==== Extracted entries ====
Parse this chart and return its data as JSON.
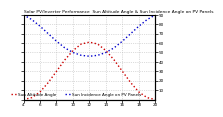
{
  "title": "Solar PV/Inverter Performance  Sun Altitude Angle & Sun Incidence Angle on PV Panels",
  "x": [
    4,
    5,
    6,
    7,
    8,
    9,
    10,
    11,
    12,
    13,
    14,
    15,
    16,
    17,
    18,
    19,
    20
  ],
  "sun_altitude": [
    0,
    2,
    8,
    18,
    30,
    42,
    52,
    59,
    61,
    59,
    52,
    42,
    30,
    18,
    8,
    2,
    0
  ],
  "sun_incidence": [
    90,
    85,
    78,
    70,
    62,
    55,
    50,
    47,
    46,
    47,
    50,
    55,
    62,
    70,
    78,
    85,
    90
  ],
  "altitude_color": "#cc0000",
  "incidence_color": "#0000cc",
  "altitude_label": "Sun Altitude Angle",
  "incidence_label": "Sun Incidence Angle on PV Panels",
  "xlim": [
    4,
    20
  ],
  "ylim_left": [
    0,
    90
  ],
  "ylim_right": [
    0,
    90
  ],
  "bg_color": "#ffffff",
  "grid_color": "#bbbbbb",
  "title_fontsize": 3.2,
  "tick_fontsize": 3.0,
  "legend_fontsize": 3.0,
  "right_yticks": [
    10,
    20,
    30,
    40,
    50,
    60,
    70,
    80,
    90
  ],
  "right_yticklabels": [
    "10",
    "20",
    "30",
    "40",
    "50",
    "60",
    "70",
    "80",
    "90"
  ]
}
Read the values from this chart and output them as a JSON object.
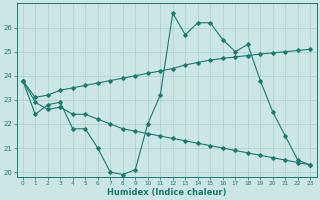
{
  "xlabel": "Humidex (Indice chaleur)",
  "background_color": "#cce5e5",
  "line_color": "#1a7a6e",
  "grid_color": "#aacfcf",
  "xlim": [
    -0.5,
    23.5
  ],
  "ylim": [
    19.8,
    27.0
  ],
  "yticks": [
    20,
    21,
    22,
    23,
    24,
    25,
    26
  ],
  "xticks": [
    0,
    1,
    2,
    3,
    4,
    5,
    6,
    7,
    8,
    9,
    10,
    11,
    12,
    13,
    14,
    15,
    16,
    17,
    18,
    19,
    20,
    21,
    22,
    23
  ],
  "line1_x": [
    0,
    1,
    2,
    3,
    4,
    5,
    6,
    7,
    8,
    9,
    10,
    11,
    12,
    13,
    14,
    15,
    16,
    17,
    18,
    19,
    20,
    21,
    22,
    23
  ],
  "line1_y": [
    23.8,
    22.4,
    22.8,
    22.9,
    21.8,
    21.8,
    21.0,
    20.0,
    19.9,
    20.1,
    22.0,
    23.2,
    26.6,
    25.7,
    26.2,
    26.2,
    25.5,
    25.0,
    25.3,
    23.8,
    22.5,
    21.5,
    20.5,
    20.3
  ],
  "line2_x": [
    0,
    1,
    2,
    3,
    4,
    5,
    6,
    7,
    8,
    9,
    10,
    11,
    12,
    13,
    14,
    15,
    16,
    17,
    18,
    19,
    20,
    21,
    22,
    23
  ],
  "line2_y": [
    23.8,
    23.1,
    23.2,
    23.4,
    23.5,
    23.6,
    23.7,
    23.8,
    23.9,
    24.0,
    24.1,
    24.2,
    24.3,
    24.45,
    24.55,
    24.65,
    24.72,
    24.78,
    24.84,
    24.9,
    24.95,
    25.0,
    25.05,
    25.1
  ],
  "line3_x": [
    0,
    1,
    2,
    3,
    4,
    5,
    6,
    7,
    8,
    9,
    10,
    11,
    12,
    13,
    14,
    15,
    16,
    17,
    18,
    19,
    20,
    21,
    22,
    23
  ],
  "line3_y": [
    23.8,
    22.9,
    22.6,
    22.7,
    22.4,
    22.4,
    22.2,
    22.0,
    21.8,
    21.7,
    21.6,
    21.5,
    21.4,
    21.3,
    21.2,
    21.1,
    21.0,
    20.9,
    20.8,
    20.7,
    20.6,
    20.5,
    20.4,
    20.3
  ]
}
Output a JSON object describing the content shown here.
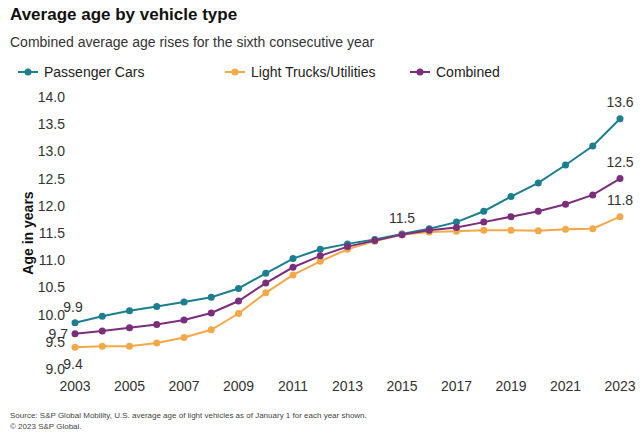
{
  "chart_data": {
    "type": "line",
    "title": "Average age by vehicle type",
    "subtitle": "Combined average age rises for the sixth consecutive year",
    "y_label": "Age in years",
    "source": "Source: S&P Global Mobility, U.S. average age of light vehicles as of January 1 for each year shown.",
    "copyright": "© 2023 S&P Global.",
    "x": [
      2003,
      2004,
      2005,
      2006,
      2007,
      2008,
      2009,
      2010,
      2011,
      2012,
      2013,
      2014,
      2015,
      2016,
      2017,
      2018,
      2019,
      2020,
      2021,
      2022,
      2023
    ],
    "xlim": [
      2003,
      2023
    ],
    "xticks": [
      2003,
      2005,
      2007,
      2009,
      2011,
      2013,
      2015,
      2017,
      2019,
      2021,
      2023
    ],
    "ylim": [
      9,
      14
    ],
    "yticks": [
      {
        "value": 9,
        "label": "9.0"
      },
      9.5,
      {
        "value": 10,
        "label": "10.0"
      },
      10.5,
      {
        "value": 11,
        "label": "11.0"
      },
      11.5,
      {
        "value": 12,
        "label": "12.0"
      },
      12.5,
      {
        "value": 13,
        "label": "13.0"
      },
      13.5,
      {
        "value": 14,
        "label": "14.0"
      }
    ],
    "grid": false,
    "legend": "top",
    "marker": "circle",
    "data_labels": true,
    "series": [
      {
        "name": "Passenger Cars",
        "color": "#1b7f8f",
        "values": [
          9.85,
          9.97,
          10.07,
          10.15,
          10.23,
          10.32,
          10.48,
          10.76,
          11.03,
          11.2,
          11.3,
          11.38,
          11.48,
          11.58,
          11.7,
          11.9,
          12.17,
          12.42,
          12.75,
          13.1,
          13.6
        ],
        "value_labels": [
          "9.9",
          null,
          null,
          null,
          null,
          null,
          null,
          null,
          null,
          null,
          null,
          null,
          null,
          null,
          null,
          null,
          null,
          null,
          null,
          null,
          "13.6"
        ]
      },
      {
        "name": "Light Trucks/Utilities",
        "color": "#f5a847",
        "values": [
          9.4,
          9.42,
          9.42,
          9.48,
          9.58,
          9.72,
          10.02,
          10.4,
          10.73,
          10.98,
          11.2,
          11.35,
          11.47,
          11.52,
          11.53,
          11.55,
          11.55,
          11.54,
          11.57,
          11.58,
          11.8
        ],
        "value_labels": [
          "9.4",
          null,
          null,
          null,
          null,
          null,
          null,
          null,
          null,
          null,
          null,
          null,
          null,
          null,
          null,
          null,
          null,
          null,
          null,
          null,
          "11.8"
        ]
      },
      {
        "name": "Combined",
        "color": "#7a2e7b",
        "values": [
          9.65,
          9.7,
          9.76,
          9.82,
          9.9,
          10.03,
          10.25,
          10.58,
          10.87,
          11.08,
          11.25,
          11.36,
          11.47,
          11.55,
          11.6,
          11.7,
          11.8,
          11.9,
          12.03,
          12.2,
          12.5
        ],
        "value_labels": [
          "9.7",
          null,
          null,
          null,
          null,
          null,
          null,
          null,
          null,
          null,
          null,
          null,
          "11.5",
          null,
          null,
          null,
          null,
          null,
          null,
          null,
          "12.5"
        ]
      }
    ]
  }
}
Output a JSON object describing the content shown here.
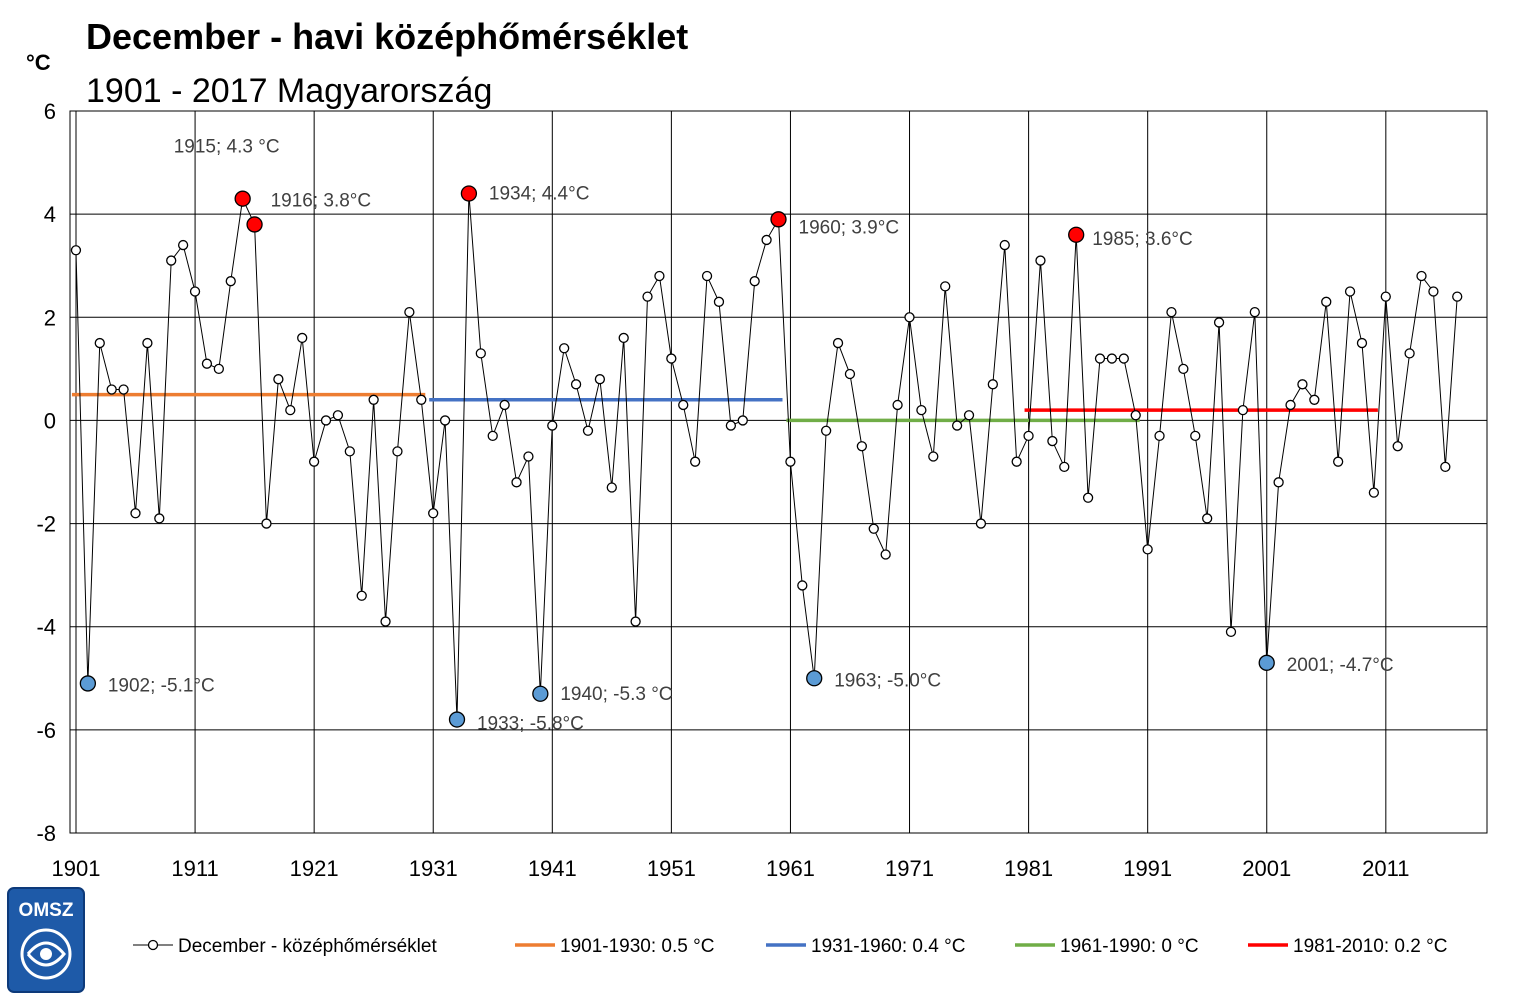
{
  "title": "December - havi középhőmérséklet",
  "subtitle": "1901 - 2017  Magyarország",
  "y_unit": "°C",
  "logo_text": "OMSZ",
  "chart_data": {
    "type": "line",
    "title": "December - havi középhőmérséklet",
    "subtitle": "1901 - 2017  Magyarország",
    "ylabel": "°C",
    "xlim": [
      1901,
      2020
    ],
    "ylim": [
      -8,
      6
    ],
    "y_ticks": [
      6,
      4,
      2,
      0,
      -2,
      -4,
      -6,
      -8
    ],
    "y_tick_labels": [
      "6",
      "4",
      "2",
      "0",
      "-2",
      "-4",
      "-6",
      "-8"
    ],
    "x_ticks": [
      1901,
      1911,
      1921,
      1931,
      1941,
      1951,
      1961,
      1971,
      1981,
      1991,
      2001,
      2011
    ],
    "x_tick_labels": [
      "1901",
      "1911",
      "1921",
      "1931",
      "1941",
      "1951",
      "1961",
      "1971",
      "1981",
      "1991",
      "2001",
      "2011"
    ],
    "grid": true,
    "legend_position": "bottom",
    "series": [
      {
        "name": "December - középhőmérséklet",
        "color": "#000000",
        "x_start": 1901,
        "values": [
          3.3,
          -5.1,
          1.5,
          0.6,
          0.6,
          -1.8,
          1.5,
          -1.9,
          3.1,
          3.4,
          2.5,
          1.1,
          1.0,
          2.7,
          4.3,
          3.8,
          -2.0,
          0.8,
          0.2,
          1.6,
          -0.8,
          0.0,
          0.1,
          -0.6,
          -3.4,
          0.4,
          -3.9,
          -0.6,
          2.1,
          0.4,
          -1.8,
          0.0,
          -5.8,
          4.4,
          1.3,
          -0.3,
          0.3,
          -1.2,
          -0.7,
          -5.3,
          -0.1,
          1.4,
          0.7,
          -0.2,
          0.8,
          -1.3,
          1.6,
          -3.9,
          2.4,
          2.8,
          1.2,
          0.3,
          -0.8,
          2.8,
          2.3,
          -0.1,
          0.0,
          2.7,
          3.5,
          3.9,
          -0.8,
          -3.2,
          -5.0,
          -0.2,
          1.5,
          0.9,
          -0.5,
          -2.1,
          -2.6,
          0.3,
          2.0,
          0.2,
          -0.7,
          2.6,
          -0.1,
          0.1,
          -2.0,
          0.7,
          3.4,
          -0.8,
          -0.3,
          3.1,
          -0.4,
          -0.9,
          3.6,
          -1.5,
          1.2,
          1.2,
          1.2,
          0.1,
          -2.5,
          -0.3,
          2.1,
          1.0,
          -0.3,
          -1.9,
          1.9,
          -4.1,
          0.2,
          2.1,
          -4.7,
          -1.2,
          0.3,
          0.7,
          0.4,
          2.3,
          -0.8,
          2.5,
          1.5,
          -1.4,
          2.4,
          -0.5,
          1.3,
          2.8,
          2.5,
          -0.9,
          2.4
        ]
      },
      {
        "name": "1901-1930: 0.5 °C",
        "color": "#ED7D31",
        "from": 1901,
        "to": 1930,
        "value": 0.5
      },
      {
        "name": "1931-1960: 0.4 °C",
        "color": "#4472C4",
        "from": 1931,
        "to": 1960,
        "value": 0.4
      },
      {
        "name": "1961-1990: 0 °C",
        "color": "#70AD47",
        "from": 1961,
        "to": 1990,
        "value": 0.0
      },
      {
        "name": "1981-2010: 0.2 °C",
        "color": "#FF0000",
        "from": 1981,
        "to": 2010,
        "value": 0.2
      }
    ],
    "highlights": [
      {
        "year": 1915,
        "value": 4.3,
        "kind": "warm",
        "label": "1915; 4.3 °C"
      },
      {
        "year": 1916,
        "value": 3.8,
        "kind": "warm",
        "label": "1916; 3.8°C"
      },
      {
        "year": 1934,
        "value": 4.4,
        "kind": "warm",
        "label": "1934; 4.4°C"
      },
      {
        "year": 1960,
        "value": 3.9,
        "kind": "warm",
        "label": "1960; 3.9°C"
      },
      {
        "year": 1985,
        "value": 3.6,
        "kind": "warm",
        "label": "1985; 3.6°C"
      },
      {
        "year": 1902,
        "value": -5.1,
        "kind": "cold",
        "label": "1902; -5.1°C"
      },
      {
        "year": 1933,
        "value": -5.8,
        "kind": "cold",
        "label": "1933; -5.8°C"
      },
      {
        "year": 1940,
        "value": -5.3,
        "kind": "cold",
        "label": "1940; -5.3 °C"
      },
      {
        "year": 1963,
        "value": -5.0,
        "kind": "cold",
        "label": "1963; -5.0°C"
      },
      {
        "year": 2001,
        "value": -4.7,
        "kind": "cold",
        "label": "2001; -4.7°C"
      }
    ],
    "warm_color": "#FF0000",
    "cold_color": "#5B9BD5"
  }
}
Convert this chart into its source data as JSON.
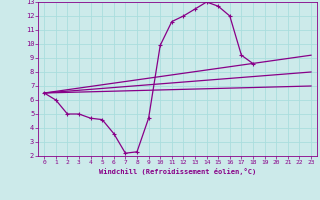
{
  "xlabel": "Windchill (Refroidissement éolien,°C)",
  "xlim": [
    -0.5,
    23.5
  ],
  "ylim": [
    2,
    13
  ],
  "xticks": [
    0,
    1,
    2,
    3,
    4,
    5,
    6,
    7,
    8,
    9,
    10,
    11,
    12,
    13,
    14,
    15,
    16,
    17,
    18,
    19,
    20,
    21,
    22,
    23
  ],
  "yticks": [
    2,
    3,
    4,
    5,
    6,
    7,
    8,
    9,
    10,
    11,
    12,
    13
  ],
  "bg_color": "#cceaea",
  "line_color": "#880088",
  "grid_color": "#aadddd",
  "main_x": [
    0,
    1,
    2,
    3,
    4,
    5,
    6,
    7,
    8,
    9,
    10,
    11,
    12,
    13,
    14,
    15,
    16,
    17,
    18
  ],
  "main_y": [
    6.5,
    6.0,
    5.0,
    5.0,
    4.7,
    4.6,
    3.6,
    2.2,
    2.3,
    4.7,
    9.9,
    11.6,
    12.0,
    12.5,
    13.0,
    12.7,
    12.0,
    9.2,
    8.6
  ],
  "line2_x": [
    0,
    23
  ],
  "line2_y": [
    6.5,
    9.2
  ],
  "line3_x": [
    0,
    23
  ],
  "line3_y": [
    6.5,
    8.0
  ],
  "line4_x": [
    0,
    23
  ],
  "line4_y": [
    6.5,
    7.0
  ]
}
====
▶ _Instructions to follow_
List all lines holding the string "December".

▶ _Response to this task_
  "title": "December - havi középhőmérséklet",
    "title": "December - havi középhőmérséklet",
        "name": "December - középhőmérséklet",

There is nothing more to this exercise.